== TEXT ==

# Nvidia Notebook Treiber (Update 01.08.2012)



## C.C.[ASUS] (28. Oktober 2011)

Hallo Community,

hier findet ihr einmal die aktuellsten Nvidia Treiber die wir euch zur Verfügung stellen können,
grade in Anbetracht das Battlefield 3 gestern offiziell Released wurde.

Downloads - Nvidia Forceware 285.64


> GPU Support:
> GTX460M, GTX560M, GT415M, GT425M, GT435M und GT555M



Beta Treiber:
Downloads - Nvidia Forceware 285.69beta


> GPU Support:
> 8er Serie: 8200M G, 8600M GT/GS, 8700M GT, 8800M GTX
> 9er Serie: 9100M G, 9200M GS, 9300M G/GS, 9400M G, 9500M GS, 9650M GS,  9700M GTS, 9800M GS/GTS/GTX
> 100er Serie: G102M, G105M, GT 120M, GT 130M
> ...



Bitte beachtet das es für die BETA Treiber keinen Support gibt bei Problemen.

Und hier noch mal der aktuelle WHQL-Treiber von uns.

ASUS 296.97

Folgende Karten werden Supported:


> NVIDIA GeForce GTX 460M
> NVIDIA GeForce GT 635M
> NVIDIA GeForce GT 630M
> NVIDIA GeForce GT 415M
> ...


----------

===
== BEREITGESTELLTE DATEN ==

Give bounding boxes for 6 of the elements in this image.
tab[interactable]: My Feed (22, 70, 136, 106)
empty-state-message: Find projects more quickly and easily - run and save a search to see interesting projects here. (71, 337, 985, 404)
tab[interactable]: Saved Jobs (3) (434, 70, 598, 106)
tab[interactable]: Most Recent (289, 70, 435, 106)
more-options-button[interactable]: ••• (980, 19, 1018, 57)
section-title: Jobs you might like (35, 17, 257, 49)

===

AUSZUFÜHRENDE AUFGABE: Gib aus dem Text zu den Nvidia-Notebook-Treibern den Abschnitt von „hier findet ihr“ bis „offiziell Released wurde.“ wortgetreu aus.

ERGEBNIS FOLGT:
hier findet ihr einmal die aktuellsten Nvidia Treiber die wir euch zur Verfügung stellen können,
grade in Anbetracht das Battlefield 3 gestern offiziell Released wurde.